## START

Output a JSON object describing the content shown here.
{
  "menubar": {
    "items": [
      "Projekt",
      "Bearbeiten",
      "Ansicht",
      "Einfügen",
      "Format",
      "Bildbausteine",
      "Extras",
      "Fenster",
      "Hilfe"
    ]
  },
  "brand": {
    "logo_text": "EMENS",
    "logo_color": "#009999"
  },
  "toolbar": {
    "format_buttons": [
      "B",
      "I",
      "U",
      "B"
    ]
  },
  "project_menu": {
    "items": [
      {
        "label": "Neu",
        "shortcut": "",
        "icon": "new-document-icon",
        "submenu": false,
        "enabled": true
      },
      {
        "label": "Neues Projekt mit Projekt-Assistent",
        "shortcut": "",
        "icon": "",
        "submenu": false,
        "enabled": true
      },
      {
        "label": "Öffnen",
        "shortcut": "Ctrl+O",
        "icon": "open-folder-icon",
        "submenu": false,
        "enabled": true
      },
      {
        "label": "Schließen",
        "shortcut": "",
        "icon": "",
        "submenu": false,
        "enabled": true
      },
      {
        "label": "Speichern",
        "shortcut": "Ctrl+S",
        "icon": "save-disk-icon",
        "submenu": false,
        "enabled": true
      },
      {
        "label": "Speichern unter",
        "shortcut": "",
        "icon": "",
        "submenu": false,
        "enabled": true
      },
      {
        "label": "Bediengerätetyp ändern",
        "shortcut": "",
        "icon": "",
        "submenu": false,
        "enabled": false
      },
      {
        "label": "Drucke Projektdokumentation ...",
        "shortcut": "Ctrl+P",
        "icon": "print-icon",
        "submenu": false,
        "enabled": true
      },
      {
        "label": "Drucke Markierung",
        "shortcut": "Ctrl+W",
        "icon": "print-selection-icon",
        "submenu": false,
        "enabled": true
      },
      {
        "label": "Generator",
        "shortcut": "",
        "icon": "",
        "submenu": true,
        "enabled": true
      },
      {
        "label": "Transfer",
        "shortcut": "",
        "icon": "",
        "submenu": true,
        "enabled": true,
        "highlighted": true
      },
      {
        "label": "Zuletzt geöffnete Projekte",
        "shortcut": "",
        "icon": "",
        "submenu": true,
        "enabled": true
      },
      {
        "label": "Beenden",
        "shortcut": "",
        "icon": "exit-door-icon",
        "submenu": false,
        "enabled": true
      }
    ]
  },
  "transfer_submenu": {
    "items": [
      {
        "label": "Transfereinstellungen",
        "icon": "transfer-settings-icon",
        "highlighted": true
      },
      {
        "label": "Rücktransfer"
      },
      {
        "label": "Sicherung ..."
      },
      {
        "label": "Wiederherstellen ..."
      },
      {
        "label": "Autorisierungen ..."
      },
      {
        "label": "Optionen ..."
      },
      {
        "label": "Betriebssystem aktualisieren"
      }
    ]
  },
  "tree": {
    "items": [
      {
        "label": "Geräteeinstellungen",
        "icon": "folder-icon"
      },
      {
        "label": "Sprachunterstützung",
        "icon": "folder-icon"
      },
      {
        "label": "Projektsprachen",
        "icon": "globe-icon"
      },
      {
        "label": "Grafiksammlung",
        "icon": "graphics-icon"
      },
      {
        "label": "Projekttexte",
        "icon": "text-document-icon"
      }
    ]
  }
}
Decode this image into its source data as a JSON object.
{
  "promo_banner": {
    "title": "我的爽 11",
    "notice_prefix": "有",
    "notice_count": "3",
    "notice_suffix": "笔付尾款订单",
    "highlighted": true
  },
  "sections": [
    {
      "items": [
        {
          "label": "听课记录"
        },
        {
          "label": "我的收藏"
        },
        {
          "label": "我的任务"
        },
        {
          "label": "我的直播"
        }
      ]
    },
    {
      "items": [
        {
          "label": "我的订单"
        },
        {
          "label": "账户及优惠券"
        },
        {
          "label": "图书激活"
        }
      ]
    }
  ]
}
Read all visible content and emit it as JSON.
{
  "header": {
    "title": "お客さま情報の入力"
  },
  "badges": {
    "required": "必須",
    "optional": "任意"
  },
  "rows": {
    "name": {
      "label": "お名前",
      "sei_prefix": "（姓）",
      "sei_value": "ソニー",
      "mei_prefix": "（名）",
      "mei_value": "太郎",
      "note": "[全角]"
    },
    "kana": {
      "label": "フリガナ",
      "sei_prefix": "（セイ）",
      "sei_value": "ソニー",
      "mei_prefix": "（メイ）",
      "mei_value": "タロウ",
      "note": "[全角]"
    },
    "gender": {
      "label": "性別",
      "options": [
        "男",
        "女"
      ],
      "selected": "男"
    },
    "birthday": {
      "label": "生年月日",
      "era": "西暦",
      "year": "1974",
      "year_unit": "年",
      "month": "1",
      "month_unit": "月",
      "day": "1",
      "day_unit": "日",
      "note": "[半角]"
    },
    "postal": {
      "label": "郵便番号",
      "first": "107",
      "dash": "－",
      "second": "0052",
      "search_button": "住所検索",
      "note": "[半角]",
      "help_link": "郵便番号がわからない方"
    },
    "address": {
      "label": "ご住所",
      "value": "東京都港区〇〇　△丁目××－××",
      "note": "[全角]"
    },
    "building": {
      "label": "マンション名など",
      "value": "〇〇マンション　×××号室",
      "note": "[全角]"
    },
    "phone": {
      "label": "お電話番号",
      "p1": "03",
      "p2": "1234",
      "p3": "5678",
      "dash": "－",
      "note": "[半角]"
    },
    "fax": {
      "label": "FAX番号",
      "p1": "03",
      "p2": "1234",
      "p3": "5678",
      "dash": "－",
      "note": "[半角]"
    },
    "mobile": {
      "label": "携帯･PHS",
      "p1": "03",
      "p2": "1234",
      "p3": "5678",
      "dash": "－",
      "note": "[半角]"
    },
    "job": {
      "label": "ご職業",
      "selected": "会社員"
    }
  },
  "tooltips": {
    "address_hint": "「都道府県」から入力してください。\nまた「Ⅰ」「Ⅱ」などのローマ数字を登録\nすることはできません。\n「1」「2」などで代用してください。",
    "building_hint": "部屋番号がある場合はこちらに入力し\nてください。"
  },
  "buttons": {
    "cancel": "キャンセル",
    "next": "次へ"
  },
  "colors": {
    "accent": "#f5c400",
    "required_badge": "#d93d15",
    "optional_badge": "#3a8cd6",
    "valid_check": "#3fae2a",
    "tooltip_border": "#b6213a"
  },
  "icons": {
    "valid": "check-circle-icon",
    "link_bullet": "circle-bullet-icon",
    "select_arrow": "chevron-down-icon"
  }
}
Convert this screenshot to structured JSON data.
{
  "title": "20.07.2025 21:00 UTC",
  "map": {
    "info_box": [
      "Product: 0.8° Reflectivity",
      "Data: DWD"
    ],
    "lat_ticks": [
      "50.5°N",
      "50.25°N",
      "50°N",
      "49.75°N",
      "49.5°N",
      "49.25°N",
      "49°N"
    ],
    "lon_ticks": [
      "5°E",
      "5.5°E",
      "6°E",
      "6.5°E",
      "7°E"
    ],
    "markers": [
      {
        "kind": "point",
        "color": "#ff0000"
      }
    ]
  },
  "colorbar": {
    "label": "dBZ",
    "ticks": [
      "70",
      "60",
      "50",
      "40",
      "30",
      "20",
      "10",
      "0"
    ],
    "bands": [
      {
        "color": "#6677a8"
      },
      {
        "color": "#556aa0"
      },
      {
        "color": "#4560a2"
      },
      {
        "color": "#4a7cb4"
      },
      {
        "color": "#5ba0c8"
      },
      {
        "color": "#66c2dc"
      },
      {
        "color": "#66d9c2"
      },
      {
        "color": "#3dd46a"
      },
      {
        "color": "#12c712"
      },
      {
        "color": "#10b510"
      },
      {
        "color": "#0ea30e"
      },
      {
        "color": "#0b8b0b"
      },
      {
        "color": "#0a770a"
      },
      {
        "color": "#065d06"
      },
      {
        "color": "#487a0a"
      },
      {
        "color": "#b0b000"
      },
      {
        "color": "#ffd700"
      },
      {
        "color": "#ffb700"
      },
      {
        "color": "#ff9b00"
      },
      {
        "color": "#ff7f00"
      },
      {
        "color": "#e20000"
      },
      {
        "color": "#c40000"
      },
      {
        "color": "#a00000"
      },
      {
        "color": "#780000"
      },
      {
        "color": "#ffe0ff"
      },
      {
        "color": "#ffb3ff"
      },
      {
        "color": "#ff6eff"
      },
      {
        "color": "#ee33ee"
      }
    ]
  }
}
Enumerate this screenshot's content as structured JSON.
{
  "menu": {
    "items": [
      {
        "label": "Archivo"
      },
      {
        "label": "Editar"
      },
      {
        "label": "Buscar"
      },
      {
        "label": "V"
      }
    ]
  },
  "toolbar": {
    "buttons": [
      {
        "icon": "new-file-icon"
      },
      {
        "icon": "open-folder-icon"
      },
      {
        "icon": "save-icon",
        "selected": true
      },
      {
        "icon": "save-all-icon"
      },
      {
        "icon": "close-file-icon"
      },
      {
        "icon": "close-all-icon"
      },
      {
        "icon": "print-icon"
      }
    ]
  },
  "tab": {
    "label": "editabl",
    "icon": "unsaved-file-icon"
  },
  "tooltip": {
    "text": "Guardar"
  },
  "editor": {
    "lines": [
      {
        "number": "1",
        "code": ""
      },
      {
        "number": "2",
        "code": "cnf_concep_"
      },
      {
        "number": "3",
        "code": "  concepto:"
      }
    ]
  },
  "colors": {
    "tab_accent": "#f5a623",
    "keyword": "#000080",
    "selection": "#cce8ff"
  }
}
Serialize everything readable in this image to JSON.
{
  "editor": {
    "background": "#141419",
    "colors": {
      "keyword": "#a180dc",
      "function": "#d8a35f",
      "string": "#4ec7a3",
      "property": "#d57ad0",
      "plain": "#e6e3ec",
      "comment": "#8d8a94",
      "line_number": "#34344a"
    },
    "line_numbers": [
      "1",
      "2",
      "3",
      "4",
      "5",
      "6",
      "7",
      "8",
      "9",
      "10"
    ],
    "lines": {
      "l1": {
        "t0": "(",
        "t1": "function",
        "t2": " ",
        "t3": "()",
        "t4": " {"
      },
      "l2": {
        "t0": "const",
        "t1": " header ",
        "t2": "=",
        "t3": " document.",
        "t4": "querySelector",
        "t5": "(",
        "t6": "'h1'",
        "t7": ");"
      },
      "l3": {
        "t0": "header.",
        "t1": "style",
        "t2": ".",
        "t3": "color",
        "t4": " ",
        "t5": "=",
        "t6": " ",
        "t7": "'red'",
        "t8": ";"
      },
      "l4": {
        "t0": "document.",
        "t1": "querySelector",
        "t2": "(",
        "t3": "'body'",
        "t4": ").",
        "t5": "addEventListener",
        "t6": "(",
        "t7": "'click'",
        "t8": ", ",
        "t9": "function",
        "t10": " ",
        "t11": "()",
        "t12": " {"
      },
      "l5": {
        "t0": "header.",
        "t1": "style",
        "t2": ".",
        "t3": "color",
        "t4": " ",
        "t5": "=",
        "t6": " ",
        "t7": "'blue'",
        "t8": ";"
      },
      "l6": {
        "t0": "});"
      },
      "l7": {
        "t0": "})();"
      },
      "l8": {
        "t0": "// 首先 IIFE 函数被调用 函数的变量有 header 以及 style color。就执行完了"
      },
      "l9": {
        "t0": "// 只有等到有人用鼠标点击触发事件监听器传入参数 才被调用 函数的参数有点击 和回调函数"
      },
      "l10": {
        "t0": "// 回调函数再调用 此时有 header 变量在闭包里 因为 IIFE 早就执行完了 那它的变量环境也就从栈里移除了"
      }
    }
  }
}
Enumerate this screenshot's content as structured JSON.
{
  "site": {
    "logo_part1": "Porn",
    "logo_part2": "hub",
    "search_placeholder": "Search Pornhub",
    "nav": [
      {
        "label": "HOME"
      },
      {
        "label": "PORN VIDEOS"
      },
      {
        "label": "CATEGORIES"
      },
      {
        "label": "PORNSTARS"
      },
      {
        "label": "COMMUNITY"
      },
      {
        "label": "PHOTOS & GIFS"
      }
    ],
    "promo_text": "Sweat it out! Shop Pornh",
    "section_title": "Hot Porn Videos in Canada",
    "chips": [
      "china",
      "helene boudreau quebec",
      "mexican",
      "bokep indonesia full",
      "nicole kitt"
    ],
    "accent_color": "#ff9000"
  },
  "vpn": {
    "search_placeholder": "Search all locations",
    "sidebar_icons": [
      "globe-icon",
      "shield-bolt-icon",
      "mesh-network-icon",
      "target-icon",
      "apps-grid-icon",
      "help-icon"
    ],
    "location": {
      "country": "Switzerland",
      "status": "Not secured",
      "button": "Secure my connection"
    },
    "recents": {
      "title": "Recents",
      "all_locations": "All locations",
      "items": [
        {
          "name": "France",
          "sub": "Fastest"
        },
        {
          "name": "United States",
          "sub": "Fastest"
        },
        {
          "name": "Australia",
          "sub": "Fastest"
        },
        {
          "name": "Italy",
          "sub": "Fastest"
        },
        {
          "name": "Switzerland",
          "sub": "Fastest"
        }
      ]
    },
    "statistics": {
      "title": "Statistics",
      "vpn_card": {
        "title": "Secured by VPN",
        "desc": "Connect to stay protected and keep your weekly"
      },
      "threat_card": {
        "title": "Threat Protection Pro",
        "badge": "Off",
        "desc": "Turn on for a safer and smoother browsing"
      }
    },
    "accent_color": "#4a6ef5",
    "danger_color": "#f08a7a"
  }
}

## END

Your objective =
Where a line of the material above holds the string "print", copy that line.

Answer below =
        "icon": "print-icon",
        "icon": "print-selection-icon",
        "icon": "print-icon"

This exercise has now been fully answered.